What to do: Reproduce each of the following items line for line, but omit the pictures.

--- start Records for the exercise ---

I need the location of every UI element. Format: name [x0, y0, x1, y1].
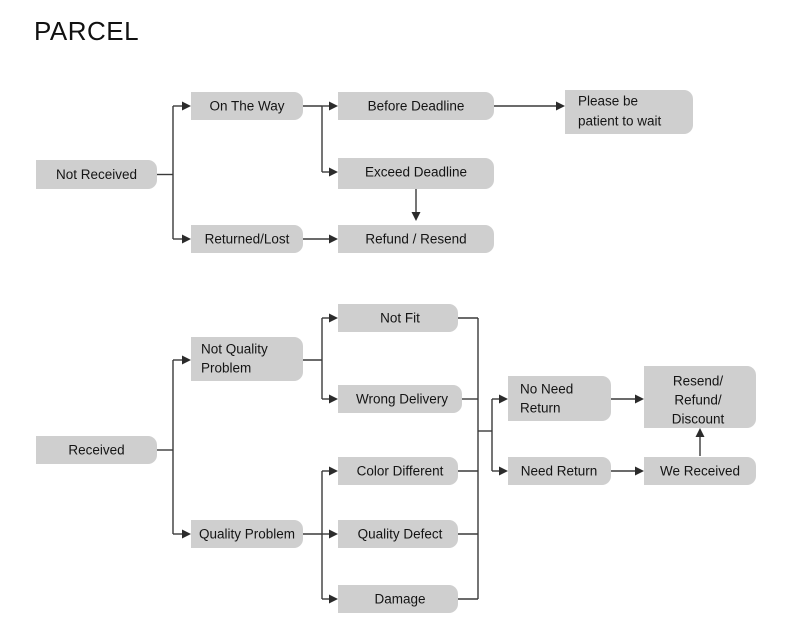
node-refund-resend-label: Refund / Resend [365, 232, 466, 247]
connector-trunk-to-quality-problem [173, 529, 191, 539]
node-wrong-delivery[interactable]: Wrong Delivery [338, 385, 462, 413]
node-before-deadline[interactable]: Before Deadline [338, 92, 494, 120]
connector-not-quality-split [303, 318, 323, 399]
node-quality-problem-label: Quality Problem [199, 527, 295, 542]
connector-need-return-to-we-received [611, 466, 644, 476]
node-not-quality-problem-line1: Not Quality [201, 342, 268, 357]
node-not-received[interactable]: Not Received [36, 160, 157, 189]
node-please-be-patient[interactable]: Please be patient to wait [565, 90, 693, 134]
connector-to-wrong-delivery [322, 394, 338, 404]
connector-to-damage [322, 594, 338, 604]
connector-not-received-trunk [157, 106, 174, 239]
connector-bus-to-no-need-return [492, 394, 508, 404]
connector-quality-problem-split [303, 471, 323, 599]
node-resend-refund-discount-line3: Discount [672, 412, 725, 427]
connector-we-received-to-resend [695, 428, 705, 456]
node-on-the-way[interactable]: On The Way [191, 92, 303, 120]
node-not-quality-problem[interactable]: Not Quality Problem [191, 337, 303, 381]
connector-to-before-deadline [322, 101, 338, 111]
node-please-be-patient-line2: patient to wait [578, 114, 662, 129]
node-returned-lost-label: Returned/Lost [205, 232, 290, 247]
node-damage-label: Damage [374, 592, 425, 607]
node-quality-defect[interactable]: Quality Defect [338, 520, 458, 548]
connector-trunk-to-returned-lost [173, 234, 191, 244]
node-not-quality-problem-line2: Problem [201, 361, 251, 376]
connector-returned-lost-to-refund-resend [303, 234, 338, 244]
node-received-label: Received [68, 443, 124, 458]
connector-problems-merge-bus [458, 317, 493, 600]
connector-no-need-return-to-resend [611, 394, 644, 404]
node-no-need-return-line1: No Need [520, 382, 573, 397]
connector-to-color-different [322, 466, 338, 476]
node-received[interactable]: Received [36, 436, 157, 464]
node-before-deadline-label: Before Deadline [368, 99, 465, 114]
node-please-be-patient-line1: Please be [578, 94, 638, 109]
node-on-the-way-label: On The Way [209, 99, 284, 114]
node-exceed-deadline[interactable]: Exceed Deadline [338, 158, 494, 189]
node-not-fit[interactable]: Not Fit [338, 304, 458, 332]
node-need-return[interactable]: Need Return [508, 457, 611, 485]
node-color-different-label: Color Different [357, 464, 444, 479]
connector-to-not-fit [322, 313, 338, 323]
connector-trunk-to-not-quality-problem [173, 355, 191, 365]
connector-on-the-way-split [303, 105, 323, 172]
connector-before-deadline-to-please-wait [494, 101, 565, 111]
node-resend-refund-discount-line1: Resend/ [673, 374, 724, 389]
node-we-received-label: We Received [660, 464, 740, 479]
node-quality-problem[interactable]: Quality Problem [191, 520, 303, 548]
node-resend-refund-discount[interactable]: Resend/ Refund/ Discount [644, 366, 756, 428]
parcel-flowchart: PARCEL Not Received On The Way Returned/… [34, 16, 756, 613]
node-we-received[interactable]: We Received [644, 457, 756, 485]
node-not-received-label: Not Received [56, 167, 137, 182]
node-no-need-return[interactable]: No Need Return [508, 376, 611, 421]
node-refund-resend[interactable]: Refund / Resend [338, 225, 494, 253]
connector-received-trunk [157, 360, 174, 534]
node-not-fit-label: Not Fit [380, 311, 420, 326]
connector-trunk-to-on-the-way [173, 101, 191, 111]
connector-to-quality-defect [322, 529, 338, 539]
node-damage[interactable]: Damage [338, 585, 458, 613]
node-exceed-deadline-label: Exceed Deadline [365, 165, 467, 180]
page-title: PARCEL [34, 16, 139, 46]
connector-to-exceed-deadline [322, 167, 338, 177]
node-color-different[interactable]: Color Different [338, 457, 458, 485]
node-no-need-return-line2: Return [520, 401, 561, 416]
connector-bus-to-need-return [492, 466, 508, 476]
node-returned-lost[interactable]: Returned/Lost [191, 225, 303, 253]
node-resend-refund-discount-line2: Refund/ [674, 393, 722, 408]
node-quality-defect-label: Quality Defect [358, 527, 443, 542]
node-wrong-delivery-label: Wrong Delivery [356, 392, 448, 407]
node-need-return-label: Need Return [521, 464, 598, 479]
connector-exceed-deadline-to-refund-resend [411, 189, 421, 221]
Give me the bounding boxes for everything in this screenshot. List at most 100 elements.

--- end Records for the exercise ---

Complete output:
I need the location of every UI element. Format: name [x0, y0, x1, y1].
node-refund-resend-label: Refund / Resend [365, 232, 466, 247]
connector-trunk-to-quality-problem [173, 529, 191, 539]
node-wrong-delivery[interactable]: Wrong Delivery [338, 385, 462, 413]
node-before-deadline[interactable]: Before Deadline [338, 92, 494, 120]
connector-not-quality-split [303, 318, 323, 399]
node-quality-problem-label: Quality Problem [199, 527, 295, 542]
connector-need-return-to-we-received [611, 466, 644, 476]
node-not-quality-problem-line1: Not Quality [201, 342, 268, 357]
node-not-received[interactable]: Not Received [36, 160, 157, 189]
node-please-be-patient[interactable]: Please be patient to wait [565, 90, 693, 134]
connector-to-wrong-delivery [322, 394, 338, 404]
connector-to-damage [322, 594, 338, 604]
connector-not-received-trunk [157, 106, 174, 239]
connector-bus-to-no-need-return [492, 394, 508, 404]
connector-quality-problem-split [303, 471, 323, 599]
node-resend-refund-discount-line3: Discount [672, 412, 725, 427]
connector-we-received-to-resend [695, 428, 705, 456]
node-on-the-way[interactable]: On The Way [191, 92, 303, 120]
node-not-quality-problem[interactable]: Not Quality Problem [191, 337, 303, 381]
connector-to-before-deadline [322, 101, 338, 111]
node-please-be-patient-line2: patient to wait [578, 114, 662, 129]
node-returned-lost-label: Returned/Lost [205, 232, 290, 247]
node-damage-label: Damage [374, 592, 425, 607]
node-quality-defect[interactable]: Quality Defect [338, 520, 458, 548]
connector-trunk-to-returned-lost [173, 234, 191, 244]
node-not-quality-problem-line2: Problem [201, 361, 251, 376]
connector-returned-lost-to-refund-resend [303, 234, 338, 244]
node-received-label: Received [68, 443, 124, 458]
connector-problems-merge-bus [458, 317, 493, 600]
connector-no-need-return-to-resend [611, 394, 644, 404]
node-no-need-return-line1: No Need [520, 382, 573, 397]
connector-to-color-different [322, 466, 338, 476]
node-received[interactable]: Received [36, 436, 157, 464]
node-before-deadline-label: Before Deadline [368, 99, 465, 114]
node-please-be-patient-line1: Please be [578, 94, 638, 109]
node-on-the-way-label: On The Way [209, 99, 284, 114]
node-exceed-deadline[interactable]: Exceed Deadline [338, 158, 494, 189]
node-not-fit[interactable]: Not Fit [338, 304, 458, 332]
node-need-return[interactable]: Need Return [508, 457, 611, 485]
node-color-different-label: Color Different [357, 464, 444, 479]
connector-to-not-fit [322, 313, 338, 323]
connector-trunk-to-not-quality-problem [173, 355, 191, 365]
connector-on-the-way-split [303, 105, 323, 172]
connector-before-deadline-to-please-wait [494, 101, 565, 111]
node-resend-refund-discount-line1: Resend/ [673, 374, 724, 389]
node-we-received-label: We Received [660, 464, 740, 479]
node-quality-problem[interactable]: Quality Problem [191, 520, 303, 548]
node-resend-refund-discount[interactable]: Resend/ Refund/ Discount [644, 366, 756, 428]
parcel-flowchart: PARCEL Not Received On The Way Returned/… [34, 16, 756, 613]
node-we-received[interactable]: We Received [644, 457, 756, 485]
node-not-received-label: Not Received [56, 167, 137, 182]
node-no-need-return[interactable]: No Need Return [508, 376, 611, 421]
node-refund-resend[interactable]: Refund / Resend [338, 225, 494, 253]
connector-received-trunk [157, 360, 174, 534]
node-not-fit-label: Not Fit [380, 311, 420, 326]
connector-trunk-to-on-the-way [173, 101, 191, 111]
connector-to-quality-defect [322, 529, 338, 539]
node-damage[interactable]: Damage [338, 585, 458, 613]
node-exceed-deadline-label: Exceed Deadline [365, 165, 467, 180]
page-title: PARCEL [34, 16, 139, 46]
connector-to-exceed-deadline [322, 167, 338, 177]
node-color-different[interactable]: Color Different [338, 457, 458, 485]
node-no-need-return-line2: Return [520, 401, 561, 416]
connector-bus-to-need-return [492, 466, 508, 476]
node-returned-lost[interactable]: Returned/Lost [191, 225, 303, 253]
node-resend-refund-discount-line2: Refund/ [674, 393, 722, 408]
node-quality-defect-label: Quality Defect [358, 527, 443, 542]
node-wrong-delivery-label: Wrong Delivery [356, 392, 448, 407]
node-need-return-label: Need Return [521, 464, 598, 479]
connector-exceed-deadline-to-refund-resend [411, 189, 421, 221]
Give me the bounding boxes for everything in this screenshot. List at most 100 elements.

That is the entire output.